提供文本:
如果上述解释看不明白,可以读一读文档和这个解释。译者注:强烈推荐阅读文档中的例子。
支持广播机制的函数是全局函数。哪些是全局函数可以在文档中查找。
下面是一些广播机制的使用:
import numpy as np
# Compute outer product of vectors
v = np.array([1,2,3]) # v has shape (3,)
w = np.array([4,5]) # w has shape (2,)
# To compute an outer product, we first reshape v to be a column
# vector of shape (3, 1); we can then broadcast it against w to yield
# an output of shape (3, 2), which is the outer product of v and w:
# [[ 4 5]
# [ 8 10]
# [12 15]]
print np.reshape(v, (3, 1)) * w
# Add a vector to each row of a matrix
x = np.array([[1,2,3], [4,5,6]])
# x has shape (2, 3) and v has shape (3,) so they broadcast to (2, 3),
# giving the following matrix:
# [[2 4 6]
# [5 7 9]]
print x + v
# Add a vector to each column of a matrix
# x has shape (2, 3) and w has shape (2,).
# If we transpose x then it has shape (3, 2) and can be broadcast
# against w to yield a result of shape (3, 2); transposing this result
# yields the final result of shape (2, 3) which is the matrix x with
# the vector w added to each column. Gives the following matrix:
# [[ 5 6 7]
# [ 9 10 11]]
print (x.T + w).T
# Another solution is to reshape w to be a row vector of shape (2, 1);
# we can then broadcast it directly against x to produce the same
# output.
print x + np.reshape(w, (2, 1))

待查数据:

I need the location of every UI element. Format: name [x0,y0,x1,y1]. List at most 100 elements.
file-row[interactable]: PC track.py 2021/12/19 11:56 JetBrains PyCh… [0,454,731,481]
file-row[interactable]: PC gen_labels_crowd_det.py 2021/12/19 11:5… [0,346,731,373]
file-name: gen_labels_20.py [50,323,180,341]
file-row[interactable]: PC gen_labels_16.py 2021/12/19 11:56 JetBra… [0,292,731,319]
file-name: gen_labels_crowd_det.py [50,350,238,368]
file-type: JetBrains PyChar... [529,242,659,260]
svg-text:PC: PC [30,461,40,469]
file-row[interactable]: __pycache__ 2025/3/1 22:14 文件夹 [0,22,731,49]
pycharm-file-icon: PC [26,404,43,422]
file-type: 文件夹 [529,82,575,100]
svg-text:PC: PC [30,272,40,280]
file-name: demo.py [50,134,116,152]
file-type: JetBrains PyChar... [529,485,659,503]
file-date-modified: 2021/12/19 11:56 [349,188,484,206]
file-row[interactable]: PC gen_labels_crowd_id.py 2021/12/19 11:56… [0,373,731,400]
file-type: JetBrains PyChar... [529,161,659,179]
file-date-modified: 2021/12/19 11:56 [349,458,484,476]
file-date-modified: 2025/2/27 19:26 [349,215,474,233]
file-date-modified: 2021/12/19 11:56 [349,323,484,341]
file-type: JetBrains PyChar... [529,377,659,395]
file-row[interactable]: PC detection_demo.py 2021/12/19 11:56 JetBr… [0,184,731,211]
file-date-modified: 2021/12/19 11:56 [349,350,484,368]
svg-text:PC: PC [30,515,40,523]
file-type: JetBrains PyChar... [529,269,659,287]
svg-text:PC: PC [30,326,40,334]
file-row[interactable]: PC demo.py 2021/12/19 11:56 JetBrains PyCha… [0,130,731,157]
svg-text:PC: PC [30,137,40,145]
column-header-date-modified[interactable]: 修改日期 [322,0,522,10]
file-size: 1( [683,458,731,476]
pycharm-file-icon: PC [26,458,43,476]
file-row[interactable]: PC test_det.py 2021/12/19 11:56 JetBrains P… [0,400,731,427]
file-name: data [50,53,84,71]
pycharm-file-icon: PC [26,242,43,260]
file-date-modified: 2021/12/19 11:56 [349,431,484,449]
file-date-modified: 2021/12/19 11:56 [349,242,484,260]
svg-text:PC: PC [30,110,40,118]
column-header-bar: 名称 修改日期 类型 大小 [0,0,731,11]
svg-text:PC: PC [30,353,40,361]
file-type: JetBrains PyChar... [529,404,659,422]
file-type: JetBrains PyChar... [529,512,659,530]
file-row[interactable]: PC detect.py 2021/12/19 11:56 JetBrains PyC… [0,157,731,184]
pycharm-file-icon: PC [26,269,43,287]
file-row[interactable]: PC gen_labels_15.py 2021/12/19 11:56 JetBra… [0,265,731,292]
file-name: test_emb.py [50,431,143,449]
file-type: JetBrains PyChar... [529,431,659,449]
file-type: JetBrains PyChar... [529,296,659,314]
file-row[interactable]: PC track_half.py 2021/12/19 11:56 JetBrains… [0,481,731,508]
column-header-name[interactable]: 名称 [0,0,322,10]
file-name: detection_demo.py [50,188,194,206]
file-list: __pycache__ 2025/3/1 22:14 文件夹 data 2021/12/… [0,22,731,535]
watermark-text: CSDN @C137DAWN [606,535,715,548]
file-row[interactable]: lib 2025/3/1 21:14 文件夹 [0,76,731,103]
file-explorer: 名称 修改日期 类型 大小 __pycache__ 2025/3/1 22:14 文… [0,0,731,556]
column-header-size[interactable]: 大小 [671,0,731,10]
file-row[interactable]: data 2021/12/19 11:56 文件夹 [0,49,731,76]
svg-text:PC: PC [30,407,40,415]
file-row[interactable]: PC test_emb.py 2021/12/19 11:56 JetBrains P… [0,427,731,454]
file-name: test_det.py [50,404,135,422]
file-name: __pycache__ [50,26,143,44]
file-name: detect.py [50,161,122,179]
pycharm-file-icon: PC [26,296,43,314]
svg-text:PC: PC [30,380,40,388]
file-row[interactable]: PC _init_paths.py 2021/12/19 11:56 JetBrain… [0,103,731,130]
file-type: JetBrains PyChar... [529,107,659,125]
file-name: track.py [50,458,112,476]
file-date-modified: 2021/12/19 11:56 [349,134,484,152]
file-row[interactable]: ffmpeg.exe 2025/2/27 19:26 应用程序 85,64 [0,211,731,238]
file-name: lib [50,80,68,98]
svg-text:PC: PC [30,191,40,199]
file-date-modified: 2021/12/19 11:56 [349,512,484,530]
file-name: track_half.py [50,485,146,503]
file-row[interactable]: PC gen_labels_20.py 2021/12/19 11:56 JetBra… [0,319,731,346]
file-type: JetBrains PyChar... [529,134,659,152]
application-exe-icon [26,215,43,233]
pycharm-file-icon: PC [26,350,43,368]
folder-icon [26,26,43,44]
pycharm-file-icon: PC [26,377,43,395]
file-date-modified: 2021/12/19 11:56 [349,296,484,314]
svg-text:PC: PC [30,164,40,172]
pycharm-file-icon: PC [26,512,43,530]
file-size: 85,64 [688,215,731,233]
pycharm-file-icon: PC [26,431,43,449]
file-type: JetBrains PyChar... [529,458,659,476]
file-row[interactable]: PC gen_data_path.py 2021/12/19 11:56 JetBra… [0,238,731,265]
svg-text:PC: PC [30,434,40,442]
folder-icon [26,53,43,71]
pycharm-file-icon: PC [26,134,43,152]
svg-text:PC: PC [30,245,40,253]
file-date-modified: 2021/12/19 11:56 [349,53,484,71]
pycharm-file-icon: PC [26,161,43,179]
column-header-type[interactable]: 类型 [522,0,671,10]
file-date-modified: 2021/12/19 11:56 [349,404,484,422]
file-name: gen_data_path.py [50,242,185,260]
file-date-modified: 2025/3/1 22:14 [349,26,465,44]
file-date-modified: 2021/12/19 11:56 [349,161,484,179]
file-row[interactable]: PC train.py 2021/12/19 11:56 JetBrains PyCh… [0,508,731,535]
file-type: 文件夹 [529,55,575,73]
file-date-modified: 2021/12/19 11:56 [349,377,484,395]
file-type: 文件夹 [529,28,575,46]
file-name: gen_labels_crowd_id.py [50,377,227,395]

理解检测:
1 – 将提供文本中以"如果上述解释看不明白"开头的段落改写为要点列表,保留其主要信息。
2 – 提供文本计算向量外积时,先把 v 重塑成什么形状再与 w 广播?

逐题答案:
1 –
- 看不懂上述解释时,可阅读文档和相关解释。
- 译者强烈推荐阅读文档中的例子。

2 – (3, 1)